#### EXERCISE AIM:
In the lines below, how many hold the word "Planowana"? Answer only with the number.

Stored entries:
[BEGIN]
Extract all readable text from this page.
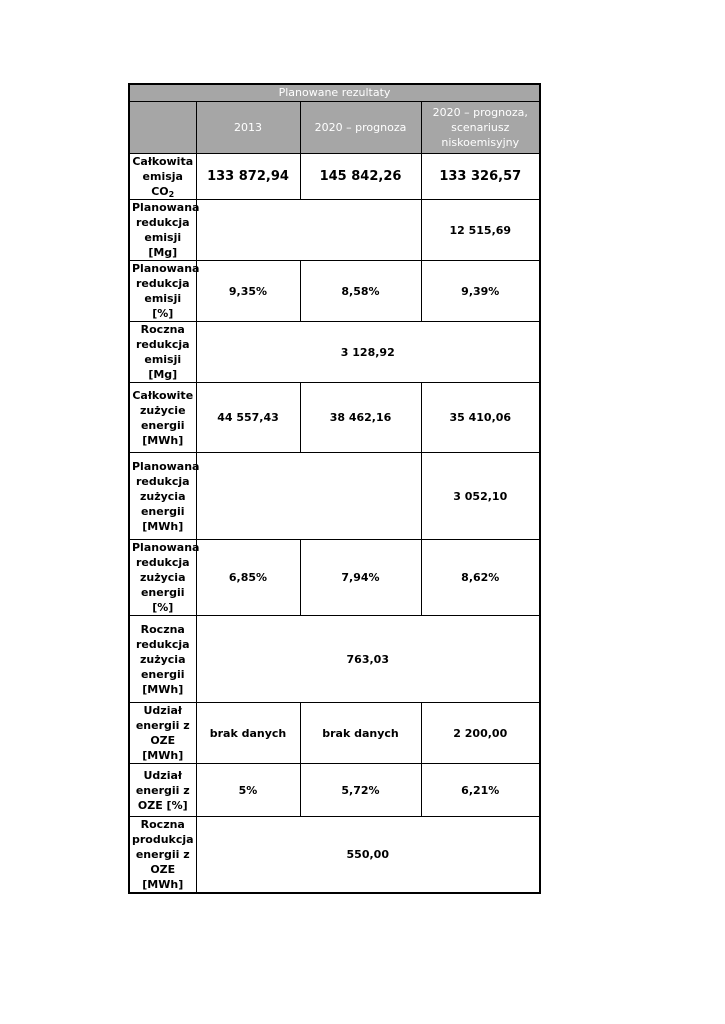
Planowane rezultaty			
	2013	2020 – prognoza	2020 – prognoza, scenariusz niskoemisyjny
Całkowita emisja $CO_2$	133 872,94	145 842,26	133 326,57
Planowana redukcja emisji [Mg]			12 515,69
Planowana redukcja emisji [%]	9,35%	8,58%	9,39%
Roczna redukcja emisji [Mg]	3 128,92		
Całkowite zużycie energii [MWh]	44 557,43	38 462,16	35 410,06
Planowana redukcja zużycia energii [MWh]			3 052,10
Planowana redukcja zużycia energii [%]	6,85%	7,94%	8,62%
Roczna redukcja zużycia energii [MWh]	763,03		
Udział energii z OZE [MWh]	brak danych	brak danych	2 200,00
Udział energii z OZE [%]	5%	5,72%	6,21%
Roczna produkcja energii z OZE [MWh]	550,00		
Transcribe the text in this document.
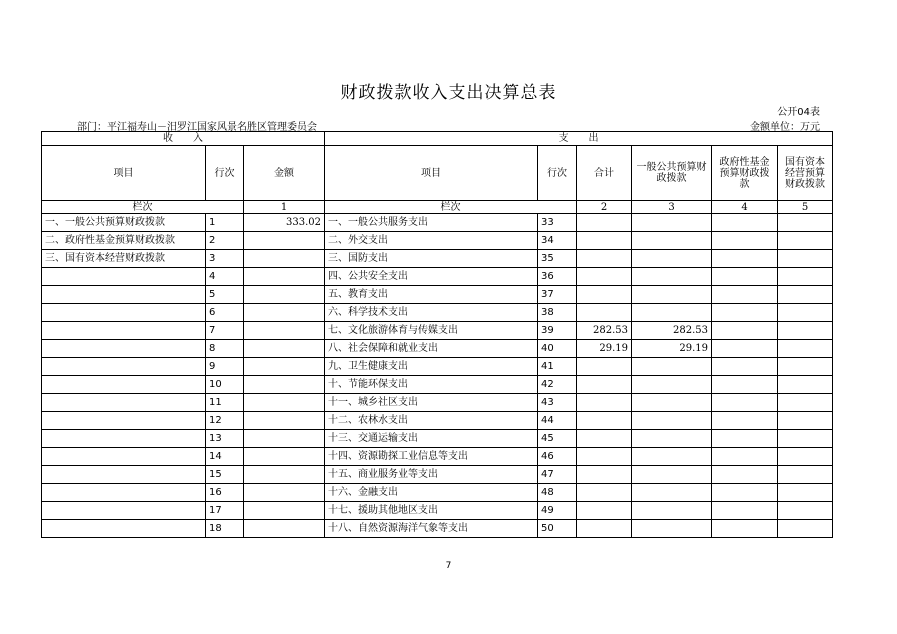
财政拨款收入支出决算总表
公开04表
部门：平江福寿山－汨罗江国家风景名胜区管理委员会	金额单位：万元
收　　入			支　　出					
项目	行次	金额	项目	行次	合计	一般公共预算财政拨款	政府性基金预算财政拨款	国有资本经营预算财政拨款
栏次		1	栏次		2	3	4	5
一、一般公共预算财政拨款	1	333.02	一、一般公共服务支出	33				
二、政府性基金预算财政拨款	2		二、外交支出	34				
三、国有资本经营财政拨款	3		三、国防支出	35				
	4		四、公共安全支出	36				
	5		五、教育支出	37				
	6		六、科学技术支出	38				
	7		七、文化旅游体育与传媒支出	39	282.53	282.53		
	8		八、社会保障和就业支出	40	29.19	29.19		
	9		九、卫生健康支出	41				
	10		十、节能环保支出	42				
	11		十一、城乡社区支出	43				
	12		十二、农林水支出	44				
	13		十三、交通运输支出	45				
	14		十四、资源勘探工业信息等支出	46				
	15		十五、商业服务业等支出	47				
	16		十六、金融支出	48				
	17		十七、援助其他地区支出	49				
	18		十八、自然资源海洋气象等支出	50				
7
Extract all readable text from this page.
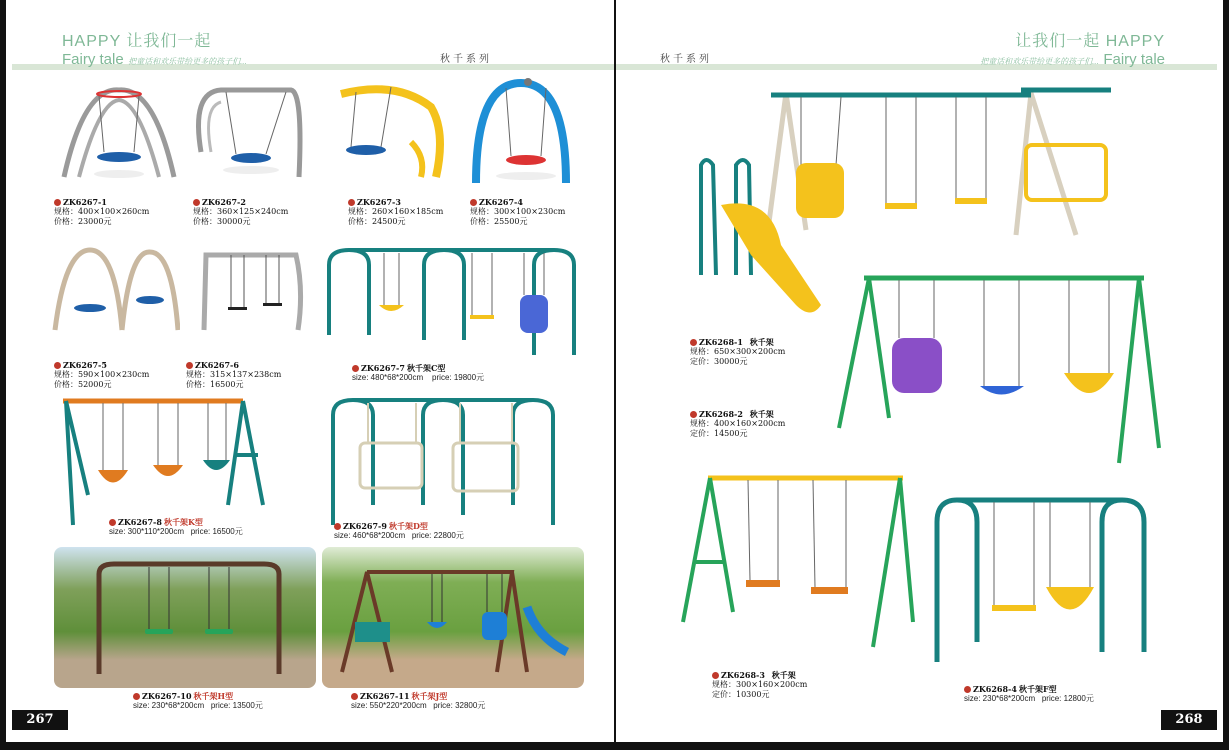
HAPPY 让我们一起
Fairy tale 把童话和欢乐带给更多的孩子们...	秋千系列
ZK6267-1
规格：400×100×260cm
价格：23000元
ZK6267-2
规格：360×125×240cm
价格：30000元
ZK6267-3
规格：260×160×185cm
价格：24500元
ZK6267-4
规格：300×100×230cm
价格：25500元
ZK6267-5
规格：590×100×230cm
价格：52000元
ZK6267-6
规格：315×137×238cm
价格：16500元
ZK6267-7 秋千架C型
size: 480*68*200cm price: 19800元
ZK6267-8 秋千架K型
size: 300*110*200cm price: 16500元
ZK6267-9 秋千架D型
size: 460*68*200cm price: 22800元
ZK6267-10 秋千架H型
size: 230*68*200cm price: 13500元
ZK6267-11 秋千架J型
size: 550*220*200cm price: 32800元
267
秋千系列
让我们一起 HAPPY
把童话和欢乐带给更多的孩子们... Fairy tale
ZK6268-1
秋千架
规格：650×300×200cm
定价：30000元
ZK6268-2
秋千架
规格：400×160×200cm
定价：14500元
ZK6268-3
秋千架
规格：300×160×200cm
定价：10300元
ZK6268-4 秋千架F型
size: 230*68*200cm price: 12800元
268
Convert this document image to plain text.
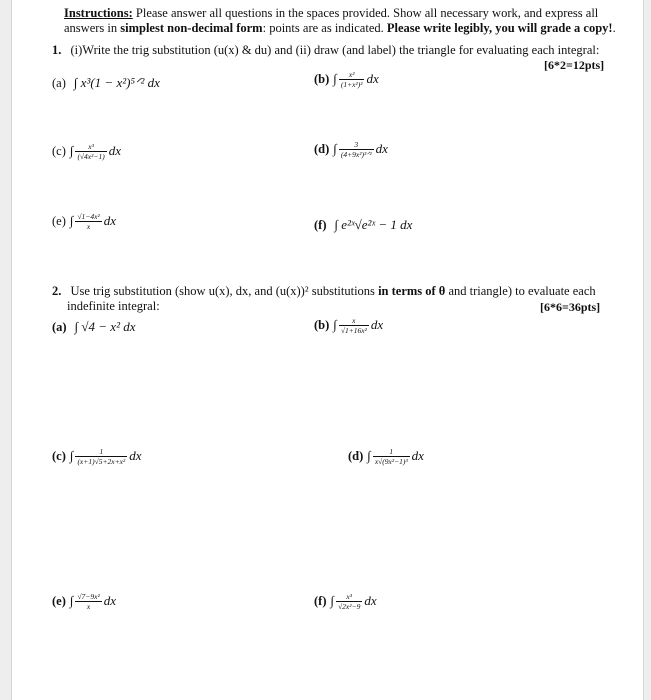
Instructions: Please answer all questions in the spaces provided. Show all necessary work, and express all answers in simplest non-decimal form: points are as indicated. Please write legibly, you will grade a copy!.
1. (i)Write the trig substitution (u(x) & du) and (ii) draw (and label) the triangle for evaluating each integral:
[6*2=12pts]
(a) ∫ x³(1 − x²)⁵ᐟ² dx	(b) ∫ $\frac{\text{x²}}{\text{(1+x²)²}}$ dx
(c) ∫ $\frac{\text{x³}}{\text{(√4x²−1)}}$ dx	(d) ∫ $\frac{3}{\text{(4+9x²)³ᐟ²}}$ dx
(e) ∫ $\frac{\text{√1−4x²}}{x}$ dx	(f) ∫ e²ˣ√e²ˣ − 1 dx
2. Use trig substitution (show u(x), dx, and (u(x))² substitutions in terms of θ and triangle) to evaluate each
indefinite integral:	[6*6=36pts]
(a) ∫ √4 − x² dx	(b) ∫ $\frac{x}{\text{√1+16x²}}$ dx
(c) ∫ $\frac{1}{\text{(x+1)√5+2x+x²}}$ dx	(d) ∫ $\frac{1}{\text{x√(9x²−1)³}}$ dx
(e) ∫ $\frac{\text{√7−9x²}}{x}$ dx	(f) ∫ $\frac{\text{x³}}{\text{√2x²−9}}$ dx
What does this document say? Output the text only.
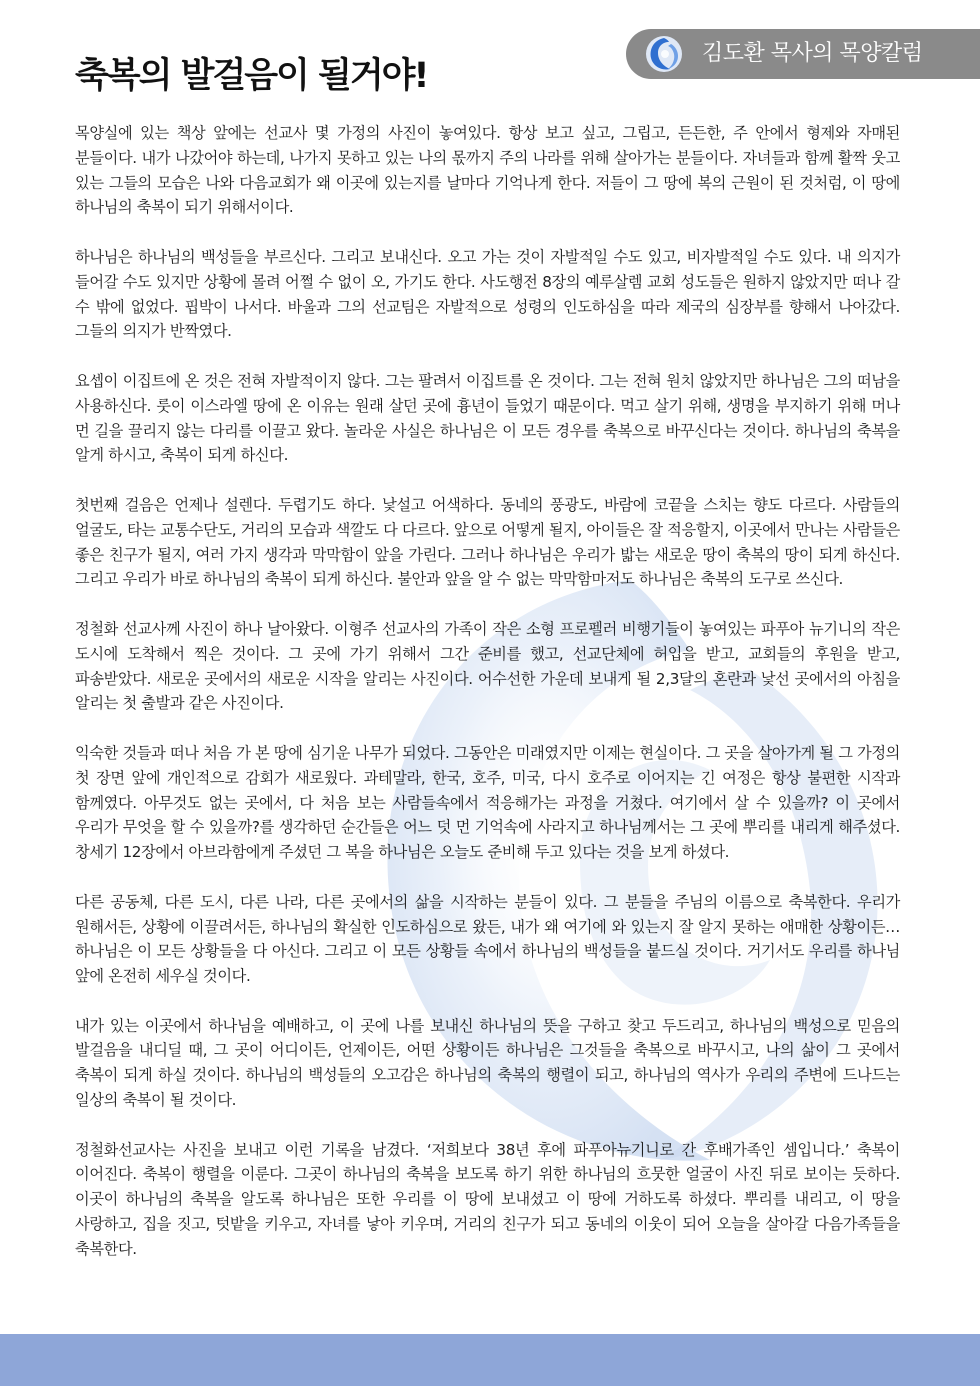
김도환 목사의 목양칼럼
축복의 발걸음이 될거야!

목양실에 있는 책상 앞에는 선교사 몇 가정의 사진이 놓여있다. 항상 보고 싶고, 그립고, 든든한, 주 안에서 형제와 자매된 분들이다. 내가 나갔어야 하는데, 나가지 못하고 있는 나의 몫까지 주의 나라를 위해 살아가는 분들이다. 자녀들과 함께 활짝 웃고 있는 그들의 모습은 나와 다음교회가 왜 이곳에 있는지를 날마다 기억나게 한다. 저들이 그 땅에 복의 근원이 된 것처럼, 이 땅에 하나님의 축복이 되기 위해서이다.

하나님은 하나님의 백성들을 부르신다. 그리고 보내신다. 오고 가는 것이 자발적일 수도 있고, 비자발적일 수도 있다. 내 의지가 들어갈 수도 있지만 상황에 몰려 어쩔 수 없이 오, 가기도 한다. 사도행전 8장의 예루살렘 교회 성도들은 원하지 않았지만 떠나 갈 수 밖에 없었다. 핍박이 나서다. 바울과 그의 선교팀은 자발적으로 성령의 인도하심을 따라 제국의 심장부를 향해서 나아갔다. 그들의 의지가 반짝였다.

요셉이 이집트에 온 것은 전혀 자발적이지 않다. 그는 팔려서 이집트를 온 것이다. 그는 전혀 원치 않았지만 하나님은 그의 떠남을 사용하신다. 룻이 이스라엘 땅에 온 이유는 원래 살던 곳에 흉년이 들었기 때문이다. 먹고 살기 위해, 생명을 부지하기 위해 머나 먼 길을 끌리지 않는 다리를 이끌고 왔다. 놀라운 사실은 하나님은 이 모든 경우를 축복으로 바꾸신다는 것이다. 하나님의 축복을 알게 하시고, 축복이 되게 하신다.

첫번째 걸음은 언제나 설렌다. 두렵기도 하다. 낯설고 어색하다. 동네의 풍광도, 바람에 코끝을 스치는 향도 다르다. 사람들의 얼굴도, 타는 교통수단도, 거리의 모습과 색깔도 다 다르다. 앞으로 어떻게 될지, 아이들은 잘 적응할지, 이곳에서 만나는 사람들은 좋은 친구가 될지, 여러 가지 생각과 막막함이 앞을 가린다. 그러나 하나님은 우리가 밟는 새로운 땅이 축복의 땅이 되게 하신다. 그리고 우리가 바로 하나님의 축복이 되게 하신다. 불안과 앞을 알 수 없는 막막함마저도 하나님은 축복의 도구로 쓰신다.

정철화 선교사께 사진이 하나 날아왔다. 이형주 선교사의 가족이 작은 소형 프로펠러 비행기들이 놓여있는 파푸아 뉴기니의 작은 도시에 도착해서 찍은 것이다. 그 곳에 가기 위해서 그간 준비를 했고, 선교단체에 허입을 받고, 교회들의 후원을 받고, 파송받았다. 새로운 곳에서의 새로운 시작을 알리는 사진이다. 어수선한 가운데 보내게 될 2,3달의 혼란과 낯선 곳에서의 아침을 알리는 첫 출발과 같은 사진이다.

익숙한 것들과 떠나 처음 가 본 땅에 심기운 나무가 되었다. 그동안은 미래였지만 이제는 현실이다. 그 곳을 살아가게 될 그 가정의 첫 장면 앞에 개인적으로 감회가 새로웠다. 과테말라, 한국, 호주, 미국, 다시 호주로 이어지는 긴 여정은 항상 불편한 시작과 함께였다. 아무것도 없는 곳에서, 다 처음 보는 사람들속에서 적응해가는 과정을 거쳤다. 여기에서 살 수 있을까? 이 곳에서 우리가 무엇을 할 수 있을까?를 생각하던 순간들은 어느 덧 먼 기억속에 사라지고 하나님께서는 그 곳에 뿌리를 내리게 해주셨다. 창세기 12장에서 아브라함에게 주셨던 그 복을 하나님은 오늘도 준비해 두고 있다는 것을 보게 하셨다.

다른 공동체, 다른 도시, 다른 나라, 다른 곳에서의 삶을 시작하는 분들이 있다. 그 분들을 주님의 이름으로 축복한다. 우리가 원해서든, 상황에 이끌려서든, 하나님의 확실한 인도하심으로 왔든, 내가 왜 여기에 와 있는지 잘 알지 못하는 애매한 상황이든… 하나님은 이 모든 상황들을 다 아신다. 그리고 이 모든 상황들 속에서 하나님의 백성들을 붙드실 것이다. 거기서도 우리를 하나님 앞에 온전히 세우실 것이다.

내가 있는 이곳에서 하나님을 예배하고, 이 곳에 나를 보내신 하나님의 뜻을 구하고 찾고 두드리고, 하나님의 백성으로 믿음의 발걸음을 내디딜 때, 그 곳이 어디이든, 언제이든, 어떤 상황이든 하나님은 그것들을 축복으로 바꾸시고, 나의 삶이 그 곳에서 축복이 되게 하실 것이다. 하나님의 백성들의 오고감은 하나님의 축복의 행렬이 되고, 하나님의 역사가 우리의 주변에 드나드는 일상의 축복이 될 것이다.

정철화선교사는 사진을 보내고 이런 기록을 남겼다. ‘저희보다 38년 후에 파푸아뉴기니로 간 후배가족인 셈입니다.’ 축복이 이어진다. 축복이 행렬을 이룬다. 그곳이 하나님의 축복을 보도록 하기 위한 하나님의 흐뭇한 얼굴이 사진 뒤로 보이는 듯하다. 이곳이 하나님의 축복을 알도록 하나님은 또한 우리를 이 땅에 보내셨고 이 땅에 거하도록 하셨다. 뿌리를 내리고, 이 땅을 사랑하고, 집을 짓고, 텃밭을 키우고, 자녀를 낳아 키우며, 거리의 친구가 되고 동네의 이웃이 되어 오늘을 살아갈 다음가족들을 축복한다.
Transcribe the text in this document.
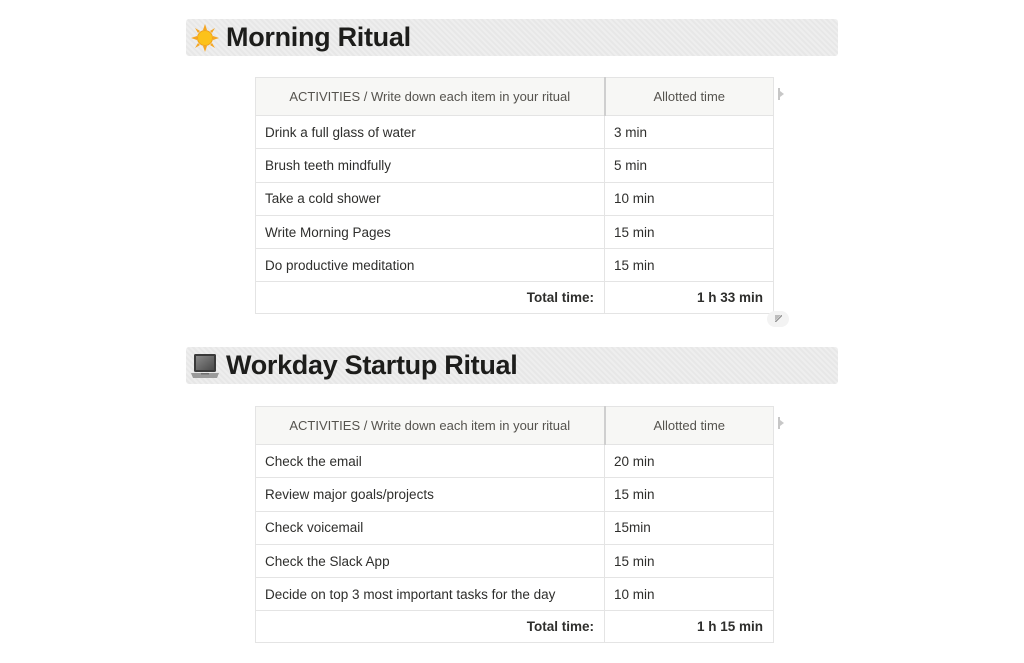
Morning Ritual
ACTIVITIES / Write down each item in your ritual	Allotted time
Drink a full glass of water	3 min
Brush teeth mindfully	5 min
Take a cold shower	10 min
Write Morning Pages	15 min
Do productive meditation	15 min
Total time:	1 h 33 min
Workday Startup Ritual
ACTIVITIES / Write down each item in your ritual	Allotted time
Check the email	20 min
Review major goals/projects	15 min
Check voicemail	15min
Check the Slack App	15 min
Decide on top 3 most important tasks for the day	10 min
Total time:	1 h 15 min
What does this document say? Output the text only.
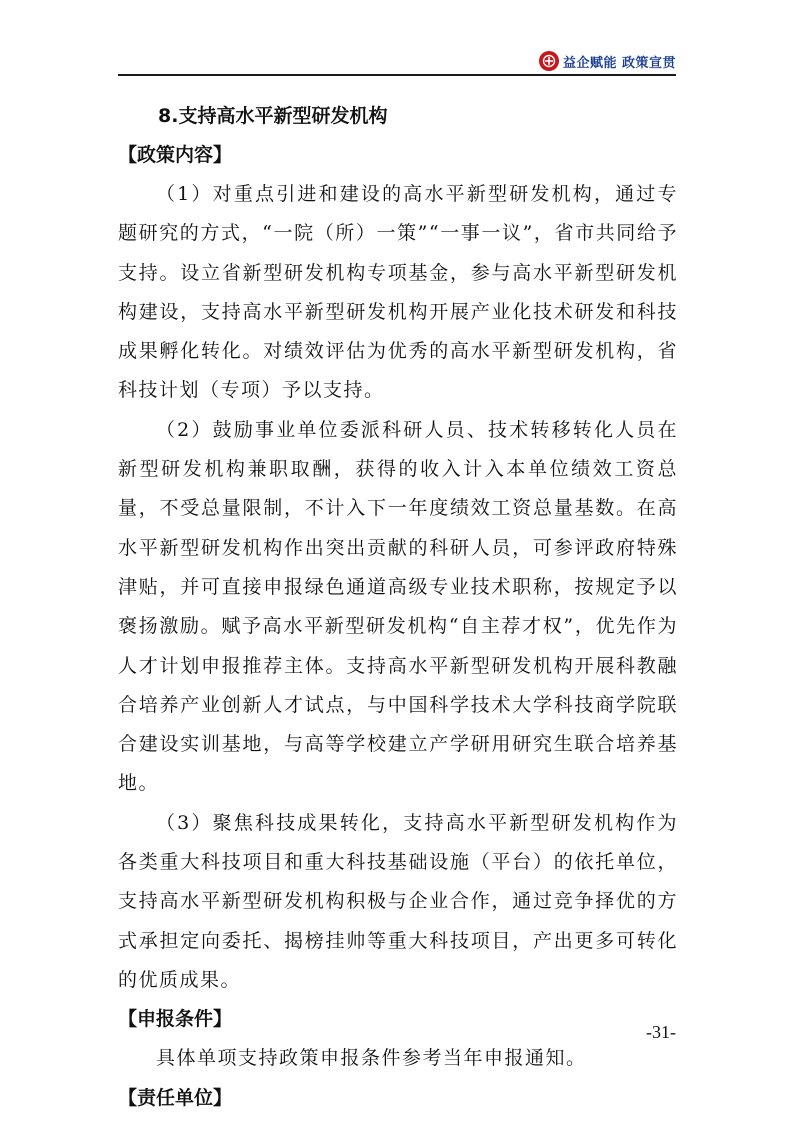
益企赋能 政策宣贯
8.支持高水平新型研发机构
【政策内容】

（1）对重点引进和建设的高水平新型研发机构，通过专题研究的方式，“一院（所）一策”“一事一议”，省市共同给予支持。设立省新型研发机构专项基金，参与高水平新型研发机构建设，支持高水平新型研发机构开展产业化技术研发和科技成果孵化转化。对绩效评估为优秀的高水平新型研发机构，省科技计划（专项）予以支持。

（2）鼓励事业单位委派科研人员、技术转移转化人员在新型研发机构兼职取酬，获得的收入计入本单位绩效工资总量，不受总量限制，不计入下一年度绩效工资总量基数。在高水平新型研发机构作出突出贡献的科研人员，可参评政府特殊津贴，并可直接申报绿色通道高级专业技术职称，按规定予以褒扬激励。赋予高水平新型研发机构“自主荐才权”，优先作为人才计划申报推荐主体。支持高水平新型研发机构开展科教融合培养产业创新人才试点，与中国科学技术大学科技商学院联合建设实训基地，与高等学校建立产学研用研究生联合培养基地。

（3）聚焦科技成果转化，支持高水平新型研发机构作为各类重大科技项目和重大科技基础设施（平台）的依托单位，支持高水平新型研发机构积极与企业合作，通过竞争择优的方式承担定向委托、揭榜挂帅等重大科技项目，产出更多可转化的优质成果。

【申报条件】

具体单项支持政策申报条件参考当年申报通知。

【责任单位】
-31-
[END]
#### FINISHED ANSWER:
4